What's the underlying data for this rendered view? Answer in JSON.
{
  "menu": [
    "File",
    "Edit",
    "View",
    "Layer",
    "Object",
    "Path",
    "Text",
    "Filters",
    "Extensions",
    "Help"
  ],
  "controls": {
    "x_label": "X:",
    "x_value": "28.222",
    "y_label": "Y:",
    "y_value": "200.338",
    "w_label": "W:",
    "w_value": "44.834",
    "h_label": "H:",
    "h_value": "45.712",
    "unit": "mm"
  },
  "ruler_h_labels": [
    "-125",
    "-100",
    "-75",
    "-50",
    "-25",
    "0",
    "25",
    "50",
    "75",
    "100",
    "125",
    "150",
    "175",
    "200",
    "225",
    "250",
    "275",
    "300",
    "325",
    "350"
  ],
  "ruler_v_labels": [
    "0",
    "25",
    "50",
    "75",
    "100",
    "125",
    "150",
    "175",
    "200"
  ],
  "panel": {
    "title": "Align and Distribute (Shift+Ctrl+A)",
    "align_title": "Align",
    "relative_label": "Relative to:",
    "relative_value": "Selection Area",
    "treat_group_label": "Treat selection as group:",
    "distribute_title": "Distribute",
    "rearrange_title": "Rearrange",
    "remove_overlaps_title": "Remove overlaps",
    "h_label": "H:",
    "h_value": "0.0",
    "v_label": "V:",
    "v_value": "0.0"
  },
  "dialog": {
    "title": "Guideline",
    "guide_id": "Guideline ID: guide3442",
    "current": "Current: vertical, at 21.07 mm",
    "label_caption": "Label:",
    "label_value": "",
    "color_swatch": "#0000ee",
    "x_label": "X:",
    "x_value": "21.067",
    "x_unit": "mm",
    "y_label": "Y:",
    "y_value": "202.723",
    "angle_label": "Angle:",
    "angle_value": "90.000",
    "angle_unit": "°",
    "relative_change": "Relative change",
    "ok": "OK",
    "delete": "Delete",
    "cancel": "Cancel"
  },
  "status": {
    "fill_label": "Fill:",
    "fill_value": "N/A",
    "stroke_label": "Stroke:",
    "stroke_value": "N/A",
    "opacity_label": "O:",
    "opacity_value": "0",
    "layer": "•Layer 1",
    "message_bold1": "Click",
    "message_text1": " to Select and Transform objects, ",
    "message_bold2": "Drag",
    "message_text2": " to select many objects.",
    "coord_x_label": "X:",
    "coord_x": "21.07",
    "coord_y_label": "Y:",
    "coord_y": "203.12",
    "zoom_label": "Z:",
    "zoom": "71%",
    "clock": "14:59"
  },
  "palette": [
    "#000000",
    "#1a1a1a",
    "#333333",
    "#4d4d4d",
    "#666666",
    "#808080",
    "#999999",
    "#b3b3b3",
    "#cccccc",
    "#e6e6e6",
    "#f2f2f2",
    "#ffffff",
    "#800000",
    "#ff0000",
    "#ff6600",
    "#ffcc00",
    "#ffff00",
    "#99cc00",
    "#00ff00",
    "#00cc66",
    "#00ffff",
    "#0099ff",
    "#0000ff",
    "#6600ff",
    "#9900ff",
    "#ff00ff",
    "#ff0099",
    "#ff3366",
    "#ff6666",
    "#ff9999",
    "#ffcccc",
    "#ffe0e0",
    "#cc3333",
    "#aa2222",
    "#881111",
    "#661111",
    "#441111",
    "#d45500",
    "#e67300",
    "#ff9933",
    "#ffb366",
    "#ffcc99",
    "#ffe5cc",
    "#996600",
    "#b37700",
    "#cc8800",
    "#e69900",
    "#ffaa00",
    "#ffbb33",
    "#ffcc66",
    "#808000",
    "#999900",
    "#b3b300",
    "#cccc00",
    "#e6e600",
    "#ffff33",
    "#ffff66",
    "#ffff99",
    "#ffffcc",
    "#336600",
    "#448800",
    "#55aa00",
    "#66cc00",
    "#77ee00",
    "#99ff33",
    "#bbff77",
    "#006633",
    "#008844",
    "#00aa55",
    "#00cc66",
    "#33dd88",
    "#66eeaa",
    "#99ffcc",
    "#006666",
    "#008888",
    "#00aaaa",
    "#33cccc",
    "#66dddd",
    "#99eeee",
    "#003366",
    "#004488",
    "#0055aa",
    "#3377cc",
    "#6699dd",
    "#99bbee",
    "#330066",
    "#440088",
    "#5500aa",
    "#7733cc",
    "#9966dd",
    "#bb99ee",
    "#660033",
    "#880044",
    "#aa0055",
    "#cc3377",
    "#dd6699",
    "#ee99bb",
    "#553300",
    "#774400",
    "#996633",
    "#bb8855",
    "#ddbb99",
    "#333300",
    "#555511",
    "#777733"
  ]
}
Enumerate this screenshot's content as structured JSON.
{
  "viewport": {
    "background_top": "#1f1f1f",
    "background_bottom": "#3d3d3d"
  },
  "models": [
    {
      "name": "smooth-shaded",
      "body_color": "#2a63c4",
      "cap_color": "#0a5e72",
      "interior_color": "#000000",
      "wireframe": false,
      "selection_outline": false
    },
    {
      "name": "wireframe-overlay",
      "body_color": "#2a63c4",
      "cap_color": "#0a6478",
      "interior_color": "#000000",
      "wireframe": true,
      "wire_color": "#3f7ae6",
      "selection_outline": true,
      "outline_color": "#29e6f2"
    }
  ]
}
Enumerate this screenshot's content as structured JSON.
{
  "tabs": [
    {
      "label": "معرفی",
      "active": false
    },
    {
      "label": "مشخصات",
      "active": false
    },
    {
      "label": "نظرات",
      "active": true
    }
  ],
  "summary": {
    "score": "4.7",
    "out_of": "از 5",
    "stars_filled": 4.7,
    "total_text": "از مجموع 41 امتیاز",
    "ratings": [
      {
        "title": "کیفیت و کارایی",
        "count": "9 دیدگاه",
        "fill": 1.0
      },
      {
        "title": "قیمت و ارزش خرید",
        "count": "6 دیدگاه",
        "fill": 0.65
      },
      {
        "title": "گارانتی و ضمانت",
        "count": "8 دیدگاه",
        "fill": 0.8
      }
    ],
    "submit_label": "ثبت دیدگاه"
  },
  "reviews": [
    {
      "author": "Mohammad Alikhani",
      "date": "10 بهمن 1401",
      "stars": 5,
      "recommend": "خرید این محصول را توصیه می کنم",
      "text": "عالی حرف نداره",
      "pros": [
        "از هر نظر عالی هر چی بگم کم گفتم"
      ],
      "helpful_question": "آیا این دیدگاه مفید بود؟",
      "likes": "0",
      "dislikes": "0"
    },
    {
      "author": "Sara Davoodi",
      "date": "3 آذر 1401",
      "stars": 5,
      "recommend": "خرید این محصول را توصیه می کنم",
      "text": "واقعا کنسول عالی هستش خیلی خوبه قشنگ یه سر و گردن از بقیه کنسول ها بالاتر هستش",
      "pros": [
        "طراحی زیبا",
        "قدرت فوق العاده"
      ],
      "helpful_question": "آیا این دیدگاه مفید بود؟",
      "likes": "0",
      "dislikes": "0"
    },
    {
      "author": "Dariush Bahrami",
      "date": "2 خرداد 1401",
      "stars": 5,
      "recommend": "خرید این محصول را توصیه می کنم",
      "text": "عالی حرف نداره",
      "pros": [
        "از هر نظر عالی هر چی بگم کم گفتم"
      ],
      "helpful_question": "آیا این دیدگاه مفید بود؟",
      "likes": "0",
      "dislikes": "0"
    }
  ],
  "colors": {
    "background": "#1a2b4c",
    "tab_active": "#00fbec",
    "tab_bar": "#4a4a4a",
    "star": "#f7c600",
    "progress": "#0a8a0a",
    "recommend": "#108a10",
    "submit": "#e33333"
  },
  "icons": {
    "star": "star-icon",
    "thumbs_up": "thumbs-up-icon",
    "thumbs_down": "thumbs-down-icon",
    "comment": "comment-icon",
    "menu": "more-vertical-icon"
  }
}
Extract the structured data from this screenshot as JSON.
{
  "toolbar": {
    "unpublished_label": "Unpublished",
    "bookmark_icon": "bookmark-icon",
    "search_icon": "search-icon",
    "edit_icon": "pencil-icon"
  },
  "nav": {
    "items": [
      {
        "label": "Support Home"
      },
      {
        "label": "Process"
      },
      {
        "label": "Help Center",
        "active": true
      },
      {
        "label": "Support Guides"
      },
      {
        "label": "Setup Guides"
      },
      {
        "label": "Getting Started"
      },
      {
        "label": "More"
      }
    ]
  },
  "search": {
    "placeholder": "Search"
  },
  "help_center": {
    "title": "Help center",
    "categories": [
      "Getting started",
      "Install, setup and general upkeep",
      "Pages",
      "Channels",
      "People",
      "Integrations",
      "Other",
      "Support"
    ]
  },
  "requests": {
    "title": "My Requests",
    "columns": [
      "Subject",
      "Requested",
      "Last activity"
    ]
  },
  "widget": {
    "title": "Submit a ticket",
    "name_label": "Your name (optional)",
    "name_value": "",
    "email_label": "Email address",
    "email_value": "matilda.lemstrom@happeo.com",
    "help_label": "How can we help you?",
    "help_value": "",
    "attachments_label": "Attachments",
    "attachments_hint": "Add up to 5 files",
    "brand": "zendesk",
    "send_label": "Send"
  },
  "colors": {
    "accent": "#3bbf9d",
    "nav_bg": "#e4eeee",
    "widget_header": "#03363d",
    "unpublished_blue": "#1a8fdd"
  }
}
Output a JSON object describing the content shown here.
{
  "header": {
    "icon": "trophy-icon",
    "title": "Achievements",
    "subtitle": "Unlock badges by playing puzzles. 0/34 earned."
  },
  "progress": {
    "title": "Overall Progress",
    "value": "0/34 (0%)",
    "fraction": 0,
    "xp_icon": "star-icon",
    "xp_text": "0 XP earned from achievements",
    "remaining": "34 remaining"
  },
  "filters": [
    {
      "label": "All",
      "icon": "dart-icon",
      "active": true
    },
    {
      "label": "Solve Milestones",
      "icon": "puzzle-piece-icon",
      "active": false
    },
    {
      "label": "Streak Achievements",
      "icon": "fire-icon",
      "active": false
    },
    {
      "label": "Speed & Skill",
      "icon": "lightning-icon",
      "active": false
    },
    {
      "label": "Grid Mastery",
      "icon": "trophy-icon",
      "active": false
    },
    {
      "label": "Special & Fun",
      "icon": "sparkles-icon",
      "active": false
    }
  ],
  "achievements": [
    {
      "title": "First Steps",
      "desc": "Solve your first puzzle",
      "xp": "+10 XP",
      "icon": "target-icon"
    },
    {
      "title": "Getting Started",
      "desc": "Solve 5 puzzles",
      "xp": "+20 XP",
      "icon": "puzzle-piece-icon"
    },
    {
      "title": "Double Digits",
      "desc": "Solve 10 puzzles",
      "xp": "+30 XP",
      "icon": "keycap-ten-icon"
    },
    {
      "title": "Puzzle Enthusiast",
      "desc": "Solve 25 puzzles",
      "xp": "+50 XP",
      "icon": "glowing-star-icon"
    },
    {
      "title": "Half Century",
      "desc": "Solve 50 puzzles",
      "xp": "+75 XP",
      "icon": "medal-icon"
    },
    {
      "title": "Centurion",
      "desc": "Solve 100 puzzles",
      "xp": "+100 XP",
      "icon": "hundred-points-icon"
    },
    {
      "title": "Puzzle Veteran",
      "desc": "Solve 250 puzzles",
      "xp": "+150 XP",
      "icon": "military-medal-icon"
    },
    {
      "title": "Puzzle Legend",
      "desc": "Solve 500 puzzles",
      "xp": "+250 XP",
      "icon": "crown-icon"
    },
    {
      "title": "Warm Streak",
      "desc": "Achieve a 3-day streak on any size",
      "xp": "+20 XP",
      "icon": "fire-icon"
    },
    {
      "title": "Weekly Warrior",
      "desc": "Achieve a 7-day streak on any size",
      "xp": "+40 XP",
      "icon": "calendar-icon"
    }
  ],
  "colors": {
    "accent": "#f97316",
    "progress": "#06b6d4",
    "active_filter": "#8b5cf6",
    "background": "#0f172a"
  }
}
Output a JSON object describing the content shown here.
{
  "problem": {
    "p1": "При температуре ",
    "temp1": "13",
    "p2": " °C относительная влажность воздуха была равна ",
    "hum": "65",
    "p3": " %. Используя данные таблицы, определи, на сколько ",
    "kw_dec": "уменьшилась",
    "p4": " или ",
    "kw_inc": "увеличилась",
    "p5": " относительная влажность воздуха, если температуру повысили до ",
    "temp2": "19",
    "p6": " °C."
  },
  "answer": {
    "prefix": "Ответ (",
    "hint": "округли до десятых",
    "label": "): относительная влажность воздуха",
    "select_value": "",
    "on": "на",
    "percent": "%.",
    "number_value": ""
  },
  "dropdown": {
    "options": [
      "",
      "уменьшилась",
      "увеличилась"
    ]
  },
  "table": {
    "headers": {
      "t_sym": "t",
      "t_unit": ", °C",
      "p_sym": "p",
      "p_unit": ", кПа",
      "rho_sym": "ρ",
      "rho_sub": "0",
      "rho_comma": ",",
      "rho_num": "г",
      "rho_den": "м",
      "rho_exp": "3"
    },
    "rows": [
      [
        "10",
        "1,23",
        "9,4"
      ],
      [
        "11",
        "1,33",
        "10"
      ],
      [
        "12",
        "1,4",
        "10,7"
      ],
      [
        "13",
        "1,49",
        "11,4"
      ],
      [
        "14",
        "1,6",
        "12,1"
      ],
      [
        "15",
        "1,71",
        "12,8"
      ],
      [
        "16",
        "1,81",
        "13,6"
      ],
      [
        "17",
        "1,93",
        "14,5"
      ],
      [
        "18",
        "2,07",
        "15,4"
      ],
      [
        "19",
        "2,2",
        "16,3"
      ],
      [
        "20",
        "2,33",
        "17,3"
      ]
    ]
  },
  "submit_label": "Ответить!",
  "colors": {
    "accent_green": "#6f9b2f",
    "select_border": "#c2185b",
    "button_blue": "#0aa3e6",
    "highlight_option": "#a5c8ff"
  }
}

** PROBLEM **
Copy out every line of the data that includes "medal".

** REPLY **
      "icon": "medal-icon"
      "icon": "military-medal-icon"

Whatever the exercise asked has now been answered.